Dataset items:
** BEGIN **
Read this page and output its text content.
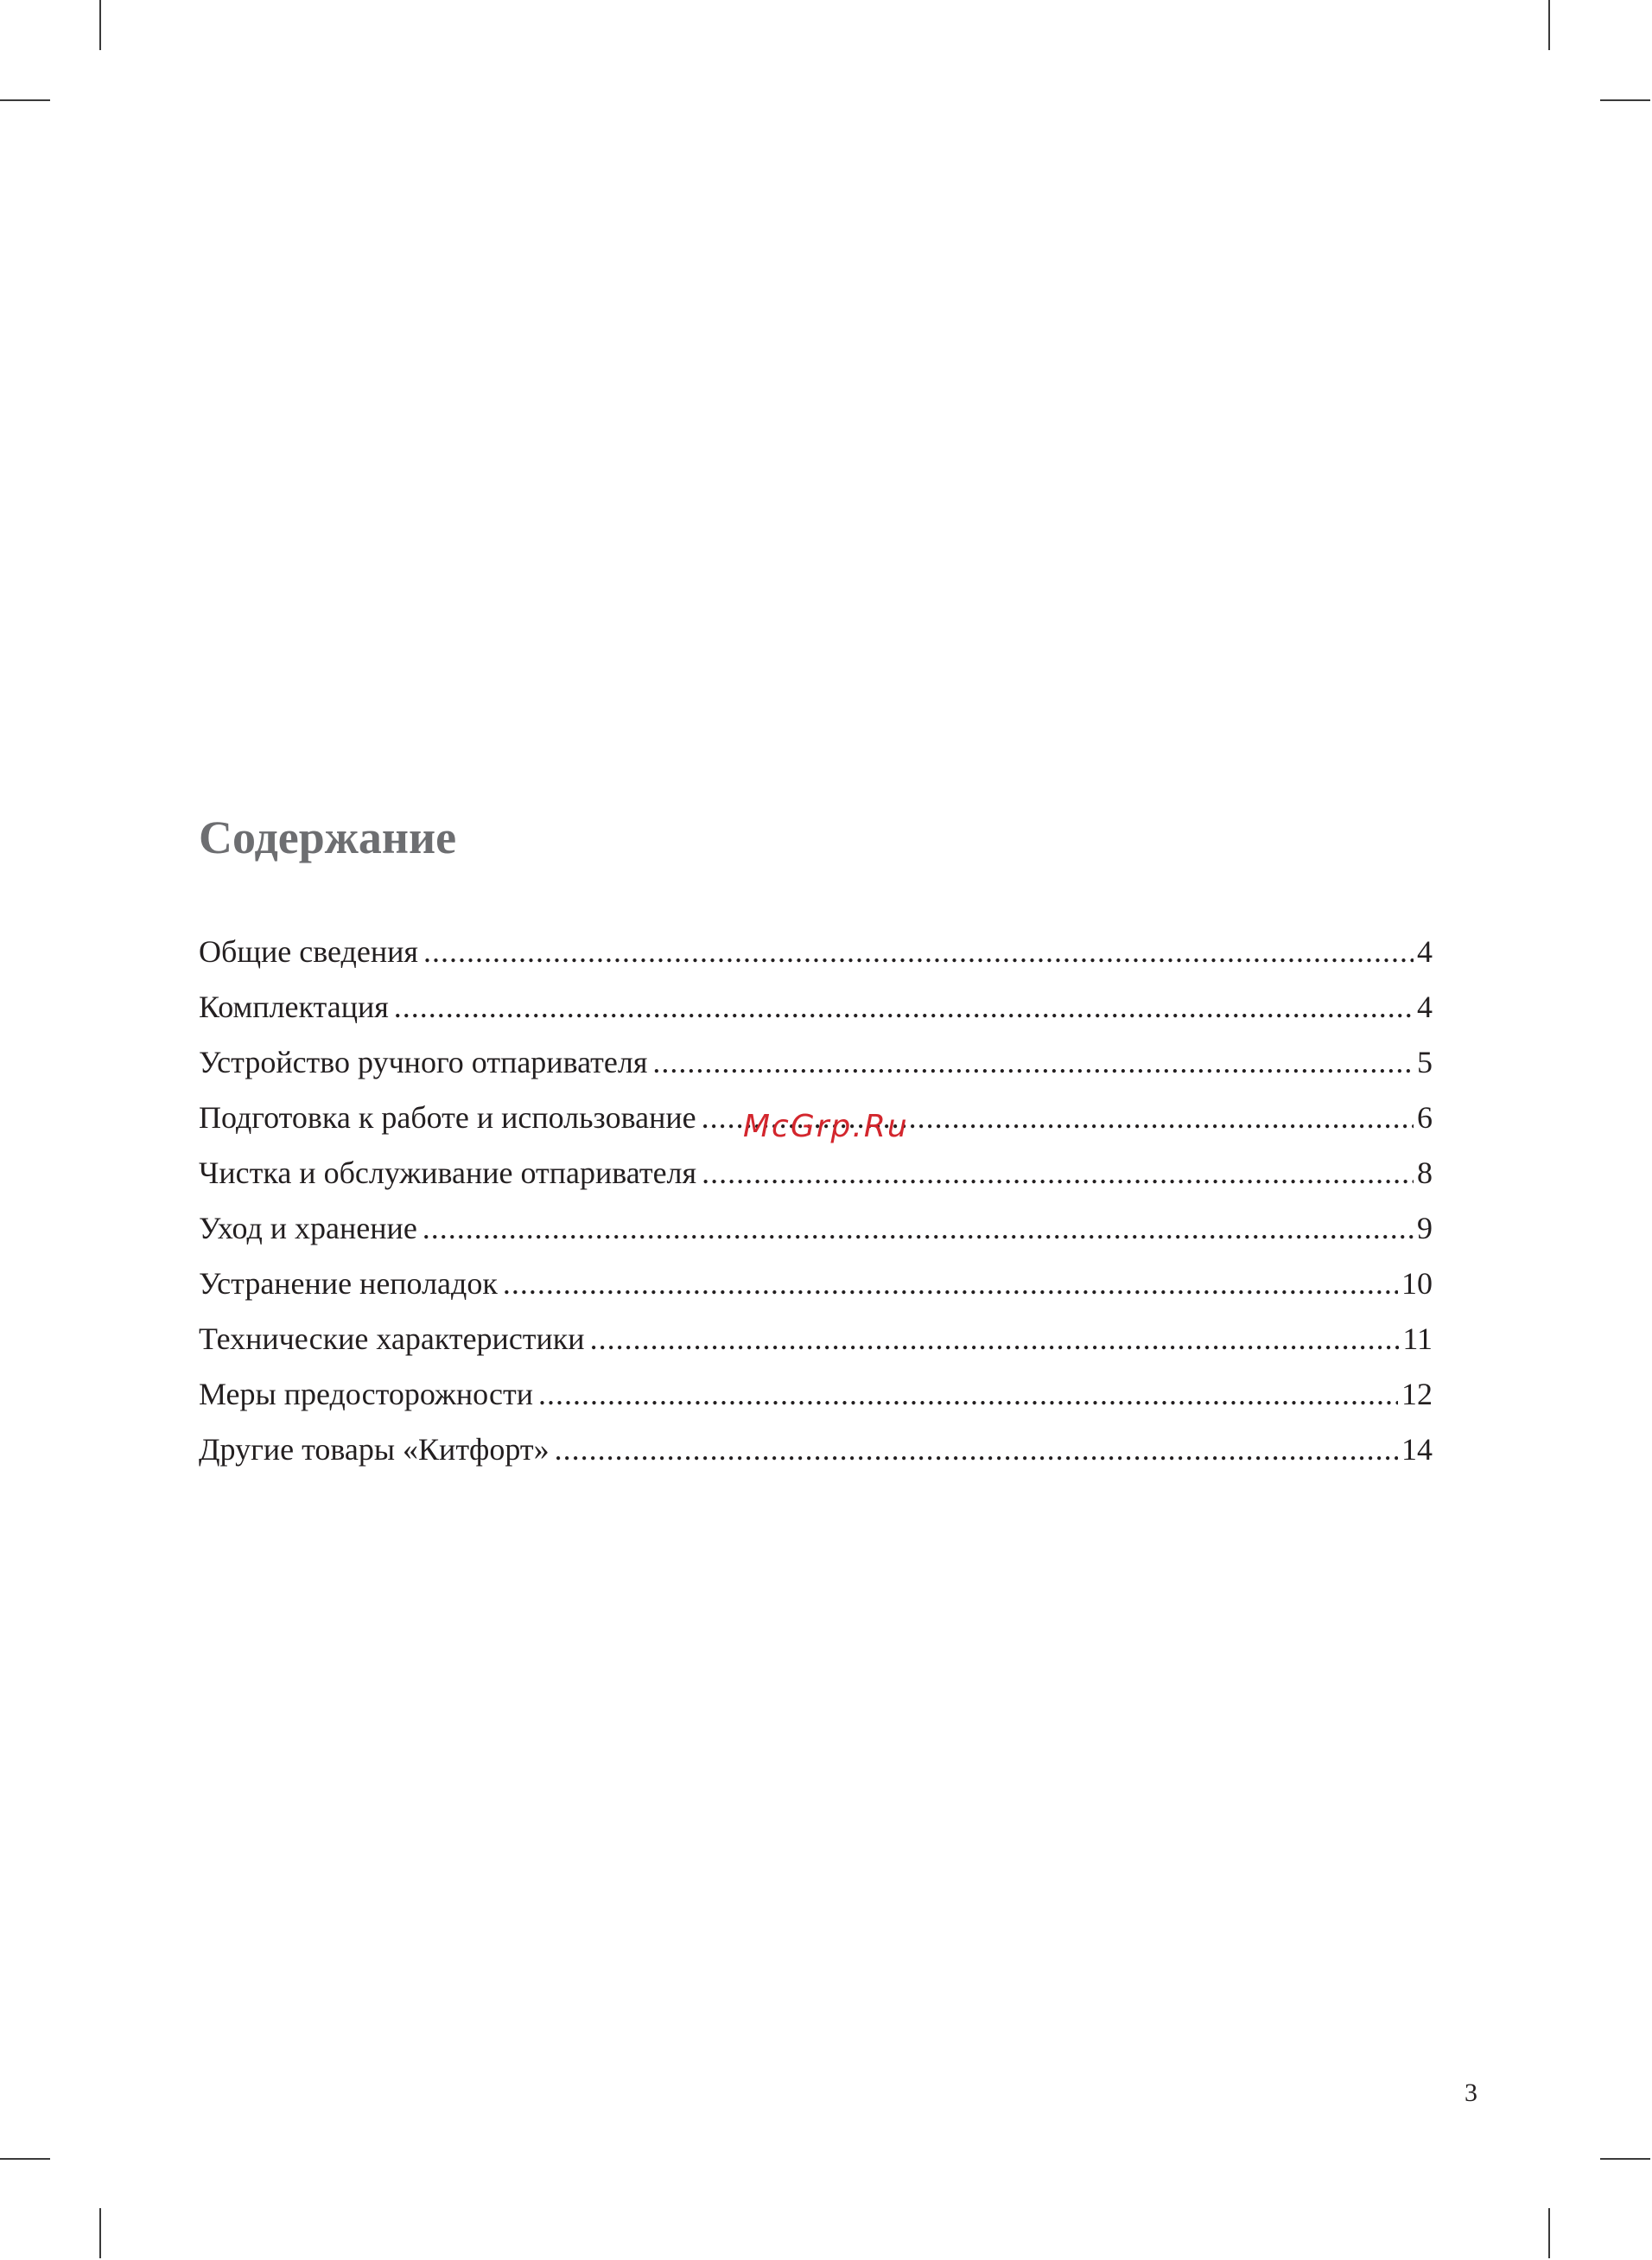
Содержание
Общие сведения .....	4
Комплектация .....	4
Устройство ручного отпаривателя .....	5
Подготовка к работе и использование .....	6
Чистка и обслуживание отпаривателя .....	8
Уход и хранение .....	9
Устранение неполадок .....	10
Технические характеристики .....	11
Меры предосторожности .....	12
Другие товары «Китфорт» .....	14
McGrp.Ru
3
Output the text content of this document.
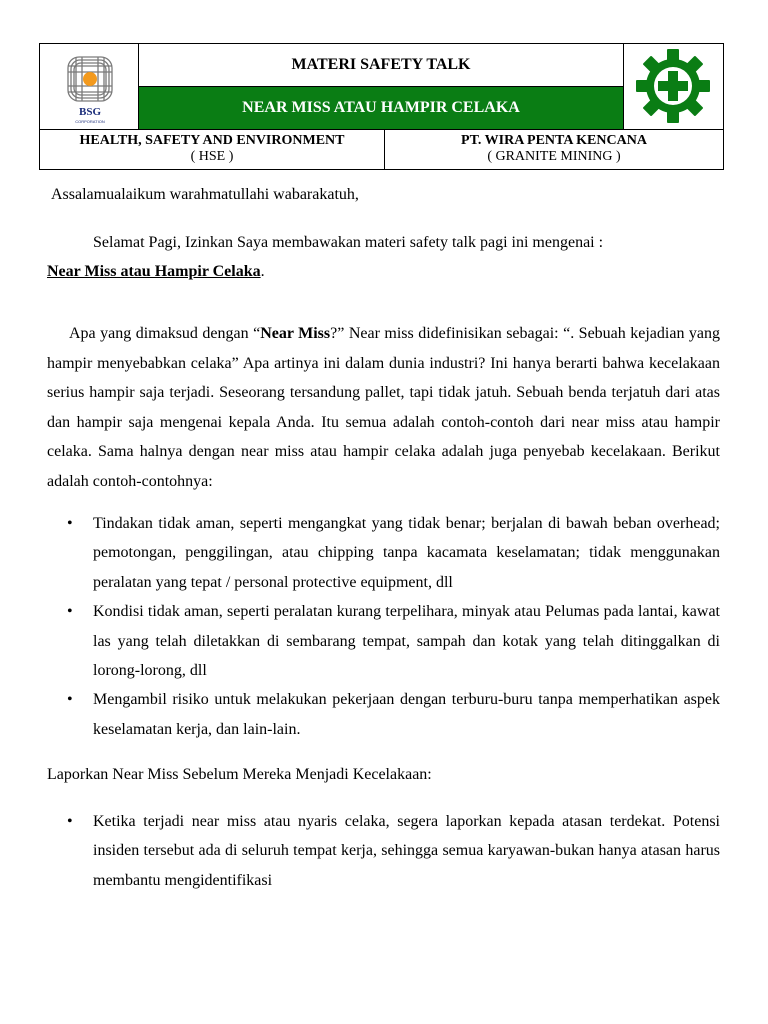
BSG
CORPORATION
MATERI SAFETY TALK
NEAR MISS ATAU HAMPIR CELAKA
HEALTH, SAFETY AND ENVIRONMENT
( HSE )
PT. WIRA PENTA KENCANA
( GRANITE MINING )

Assalamualaikum warahmatullahi wabarakatuh,

Selamat Pagi, Izinkan Saya membawakan materi safety talk pagi ini mengenai :

Near Miss atau Hampir Celaka.

Apa yang dimaksud dengan “Near Miss?” Near miss didefinisikan sebagai: “. Sebuah kejadian yang hampir menyebabkan celaka” Apa artinya ini dalam dunia industri? Ini hanya berarti bahwa kecelakaan serius hampir saja terjadi. Seseorang tersandung pallet, tapi tidak jatuh. Sebuah benda terjatuh dari atas dan hampir saja mengenai kepala Anda. Itu semua adalah contoh-contoh dari near miss atau hampir celaka. Sama halnya dengan near miss atau hampir celaka adalah juga penyebab kecelakaan. Berikut adalah contoh-contohnya:

• Tindakan tidak aman, seperti mengangkat yang tidak benar; berjalan di bawah beban overhead; pemotongan, penggilingan, atau chipping tanpa kacamata keselamatan; tidak menggunakan peralatan yang tepat / personal protective equipment, dll
• Kondisi tidak aman, seperti peralatan kurang terpelihara, minyak atau Pelumas pada lantai, kawat las yang telah diletakkan di sembarang tempat, sampah dan kotak yang telah ditinggalkan di lorong-lorong, dll
• Mengambil risiko untuk melakukan pekerjaan dengan terburu-buru tanpa memperhatikan aspek keselamatan kerja, dan lain-lain.

Laporkan Near Miss Sebelum Mereka Menjadi Kecelakaan:

• Ketika terjadi near miss atau nyaris celaka, segera laporkan kepada atasan terdekat. Potensi insiden tersebut ada di seluruh tempat kerja, sehingga semua karyawan-bukan hanya atasan harus membantu mengidentifikasi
** END **
Quote in full the listing given above; the images are to be left out.

• Reply:
Read this page and output its text content.
Содержание
Общие сведения .....	4
Комплектация .....	4
Устройство ручного отпаривателя .....	5
Подготовка к работе и использование .....	6
Чистка и обслуживание отпаривателя .....	8
Уход и хранение .....	9
Устранение неполадок .....	10
Технические характеристики .....	11
Меры предосторожности .....	12
Другие товары «Китфорт» .....	14
McGrp.Ru
3
Output the text content of this document.
BSG
CORPORATION
MATERI SAFETY TALK
NEAR MISS ATAU HAMPIR CELAKA
HEALTH, SAFETY AND ENVIRONMENT
( HSE )
PT. WIRA PENTA KENCANA
( GRANITE MINING )

Assalamualaikum warahmatullahi wabarakatuh,

Selamat Pagi, Izinkan Saya membawakan materi safety talk pagi ini mengenai :

Near Miss atau Hampir Celaka.

Apa yang dimaksud dengan “Near Miss?” Near miss didefinisikan sebagai: “. Sebuah kejadian yang hampir menyebabkan celaka” Apa artinya ini dalam dunia industri? Ini hanya berarti bahwa kecelakaan serius hampir saja terjadi. Seseorang tersandung pallet, tapi tidak jatuh. Sebuah benda terjatuh dari atas dan hampir saja mengenai kepala Anda. Itu semua adalah contoh-contoh dari near miss atau hampir celaka. Sama halnya dengan near miss atau hampir celaka adalah juga penyebab kecelakaan. Berikut adalah contoh-contohnya:

• Tindakan tidak aman, seperti mengangkat yang tidak benar; berjalan di bawah beban overhead; pemotongan, penggilingan, atau chipping tanpa kacamata keselamatan; tidak menggunakan peralatan yang tepat / personal protective equipment, dll
• Kondisi tidak aman, seperti peralatan kurang terpelihara, minyak atau Pelumas pada lantai, kawat las yang telah diletakkan di sembarang tempat, sampah dan kotak yang telah ditinggalkan di lorong-lorong, dll
• Mengambil risiko untuk melakukan pekerjaan dengan terburu-buru tanpa memperhatikan aspek keselamatan kerja, dan lain-lain.

Laporkan Near Miss Sebelum Mereka Menjadi Kecelakaan:

• Ketika terjadi near miss atau nyaris celaka, segera laporkan kepada atasan terdekat. Potensi insiden tersebut ada di seluruh tempat kerja, sehingga semua karyawan-bukan hanya atasan harus membantu mengidentifikasi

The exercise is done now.